- Aim of the task:
Gather all lines with "后峰锯齿波界面" from the records.

▽

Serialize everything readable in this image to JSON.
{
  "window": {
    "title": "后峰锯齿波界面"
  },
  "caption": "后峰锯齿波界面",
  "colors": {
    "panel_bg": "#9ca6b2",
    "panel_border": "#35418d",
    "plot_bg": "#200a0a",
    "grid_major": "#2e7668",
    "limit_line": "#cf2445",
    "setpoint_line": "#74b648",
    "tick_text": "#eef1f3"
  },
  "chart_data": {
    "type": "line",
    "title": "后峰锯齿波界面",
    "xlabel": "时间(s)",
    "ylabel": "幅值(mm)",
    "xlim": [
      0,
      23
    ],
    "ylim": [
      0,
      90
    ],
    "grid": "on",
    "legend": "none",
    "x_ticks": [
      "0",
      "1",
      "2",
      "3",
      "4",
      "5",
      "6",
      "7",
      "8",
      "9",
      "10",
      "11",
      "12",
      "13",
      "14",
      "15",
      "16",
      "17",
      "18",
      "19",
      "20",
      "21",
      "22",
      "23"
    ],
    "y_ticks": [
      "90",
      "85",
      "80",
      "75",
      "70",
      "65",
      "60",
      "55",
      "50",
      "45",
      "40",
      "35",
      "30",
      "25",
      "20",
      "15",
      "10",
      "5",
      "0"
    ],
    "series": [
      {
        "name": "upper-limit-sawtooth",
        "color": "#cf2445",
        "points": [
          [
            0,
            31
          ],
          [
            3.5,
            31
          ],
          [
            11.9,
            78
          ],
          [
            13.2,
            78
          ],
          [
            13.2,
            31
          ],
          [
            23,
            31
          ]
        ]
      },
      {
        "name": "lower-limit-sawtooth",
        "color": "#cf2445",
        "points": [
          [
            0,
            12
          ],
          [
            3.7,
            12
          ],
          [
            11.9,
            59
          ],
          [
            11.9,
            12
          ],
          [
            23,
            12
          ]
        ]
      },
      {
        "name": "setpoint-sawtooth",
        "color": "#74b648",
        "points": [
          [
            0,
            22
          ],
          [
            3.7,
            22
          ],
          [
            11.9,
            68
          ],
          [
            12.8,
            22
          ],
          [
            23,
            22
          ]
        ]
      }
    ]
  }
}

△

- Result of the exercise:
    "title": "后峰锯齿波界面"
  "caption": "后峰锯齿波界面",
    "title": "后峰锯齿波界面",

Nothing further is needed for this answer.